> _Page extract_
Abstract:
Heart disease is among the leading causes for death globally. Thus, early
identification and treatment are indispensable to prevent the disease. In this
work, we propose a framework based on machine learning algorithms to
tackle such problems through the identification of risk variables associated
to this disease. To ensure the success of our proposed model, influential data
pre-processing and data transformation strategies are used to generate
accurate data for the training model that utilizes the five most popular
datasets (Hungarian, Stat log, Switzerland, Long Beach VA, and Cleveland)
from UCI. The univariate feature selection technique is applied to identify
essential features and during the training phase, classifiers, namely extreme
gradient boosting (XGBoost), support vector machine (SVM), random forest
(RF), gradient boosting (GB), and decision tree (DT), are deployed.

> _What the exercise asks_
Continue the abstract on machine learning for heart disease prediction from its last sentence.

> _Supplied records_
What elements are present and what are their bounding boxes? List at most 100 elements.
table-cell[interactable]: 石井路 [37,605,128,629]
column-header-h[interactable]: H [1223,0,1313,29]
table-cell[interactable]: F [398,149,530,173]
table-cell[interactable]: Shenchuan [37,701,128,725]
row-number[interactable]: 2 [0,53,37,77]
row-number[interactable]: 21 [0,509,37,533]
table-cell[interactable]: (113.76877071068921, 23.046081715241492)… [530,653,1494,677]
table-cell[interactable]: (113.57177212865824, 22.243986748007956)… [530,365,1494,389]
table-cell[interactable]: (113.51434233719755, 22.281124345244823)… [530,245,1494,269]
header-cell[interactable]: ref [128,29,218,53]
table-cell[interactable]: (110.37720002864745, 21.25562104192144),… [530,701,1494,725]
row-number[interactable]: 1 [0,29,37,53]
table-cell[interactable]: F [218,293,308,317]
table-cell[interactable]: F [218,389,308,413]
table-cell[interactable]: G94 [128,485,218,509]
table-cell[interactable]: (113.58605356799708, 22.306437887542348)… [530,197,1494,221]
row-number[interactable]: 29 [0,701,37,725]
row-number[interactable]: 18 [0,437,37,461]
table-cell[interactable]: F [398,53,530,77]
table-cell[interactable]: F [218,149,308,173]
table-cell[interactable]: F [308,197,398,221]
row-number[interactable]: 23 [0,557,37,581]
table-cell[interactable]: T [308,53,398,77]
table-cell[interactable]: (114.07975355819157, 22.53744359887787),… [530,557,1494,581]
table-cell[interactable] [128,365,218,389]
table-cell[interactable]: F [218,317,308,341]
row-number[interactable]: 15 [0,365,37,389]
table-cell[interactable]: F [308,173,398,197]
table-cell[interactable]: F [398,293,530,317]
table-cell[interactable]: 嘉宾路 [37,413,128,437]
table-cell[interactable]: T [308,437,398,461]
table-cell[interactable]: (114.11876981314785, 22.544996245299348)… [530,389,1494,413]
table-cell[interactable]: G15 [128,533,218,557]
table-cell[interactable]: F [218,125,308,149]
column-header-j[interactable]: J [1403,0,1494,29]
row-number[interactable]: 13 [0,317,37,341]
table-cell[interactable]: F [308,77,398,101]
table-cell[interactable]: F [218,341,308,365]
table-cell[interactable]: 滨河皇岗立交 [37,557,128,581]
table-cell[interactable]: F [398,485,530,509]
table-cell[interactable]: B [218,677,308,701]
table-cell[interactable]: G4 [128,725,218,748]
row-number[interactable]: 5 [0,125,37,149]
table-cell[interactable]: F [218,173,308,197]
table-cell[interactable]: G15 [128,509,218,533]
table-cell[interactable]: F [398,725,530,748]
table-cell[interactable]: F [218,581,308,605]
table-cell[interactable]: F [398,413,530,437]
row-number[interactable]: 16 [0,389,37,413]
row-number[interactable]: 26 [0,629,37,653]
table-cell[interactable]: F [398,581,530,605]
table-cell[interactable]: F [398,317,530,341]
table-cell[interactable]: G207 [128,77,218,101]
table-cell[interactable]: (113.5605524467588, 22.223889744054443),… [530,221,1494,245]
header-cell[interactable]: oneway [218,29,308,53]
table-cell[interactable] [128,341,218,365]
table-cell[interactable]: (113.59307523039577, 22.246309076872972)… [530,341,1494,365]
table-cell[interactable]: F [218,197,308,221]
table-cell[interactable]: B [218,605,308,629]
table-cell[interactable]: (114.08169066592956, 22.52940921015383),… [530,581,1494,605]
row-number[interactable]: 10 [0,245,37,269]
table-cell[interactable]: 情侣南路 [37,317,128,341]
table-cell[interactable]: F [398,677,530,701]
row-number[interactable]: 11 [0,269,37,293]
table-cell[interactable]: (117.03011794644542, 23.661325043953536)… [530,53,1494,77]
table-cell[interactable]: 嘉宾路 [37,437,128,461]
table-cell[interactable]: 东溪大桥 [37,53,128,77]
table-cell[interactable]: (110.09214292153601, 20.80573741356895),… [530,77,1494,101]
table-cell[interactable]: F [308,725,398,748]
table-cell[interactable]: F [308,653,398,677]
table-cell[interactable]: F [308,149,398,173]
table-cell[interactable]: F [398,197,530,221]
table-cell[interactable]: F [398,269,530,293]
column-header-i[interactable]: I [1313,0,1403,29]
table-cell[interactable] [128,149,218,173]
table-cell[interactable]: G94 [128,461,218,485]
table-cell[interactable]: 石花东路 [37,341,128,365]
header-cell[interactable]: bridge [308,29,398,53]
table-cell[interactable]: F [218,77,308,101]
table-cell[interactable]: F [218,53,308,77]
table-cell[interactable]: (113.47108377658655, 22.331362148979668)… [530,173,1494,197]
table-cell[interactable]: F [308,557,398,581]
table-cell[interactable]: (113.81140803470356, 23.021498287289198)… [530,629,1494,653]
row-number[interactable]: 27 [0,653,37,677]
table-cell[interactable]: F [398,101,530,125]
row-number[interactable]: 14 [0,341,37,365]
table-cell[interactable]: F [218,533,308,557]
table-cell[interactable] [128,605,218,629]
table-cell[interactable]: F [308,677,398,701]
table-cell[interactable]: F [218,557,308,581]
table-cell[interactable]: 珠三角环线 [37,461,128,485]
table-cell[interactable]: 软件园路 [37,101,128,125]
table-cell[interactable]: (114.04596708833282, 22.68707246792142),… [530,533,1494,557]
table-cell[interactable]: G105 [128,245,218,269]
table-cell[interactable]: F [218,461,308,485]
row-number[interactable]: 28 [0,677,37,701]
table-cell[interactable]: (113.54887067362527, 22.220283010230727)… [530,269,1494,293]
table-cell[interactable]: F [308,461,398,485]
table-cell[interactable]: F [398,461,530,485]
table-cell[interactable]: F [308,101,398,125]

> _Result of this task_
Subsequently, various performance evaluations are measured to demonstrate
accurate predictions using the introduced algorithms. The inclusion of
Univariate results indicated that the DT classifier achieves a comparatively
higher accuracy of around 97.75% than others. Thus, a machine learning
approach is recognize, that can predict heart disease with high accuracy.
Furthermore, the 10 attributes chosen are used to analyze the model's
outcomes explain ability, indicating which attributes are more significant in
the model's outcome.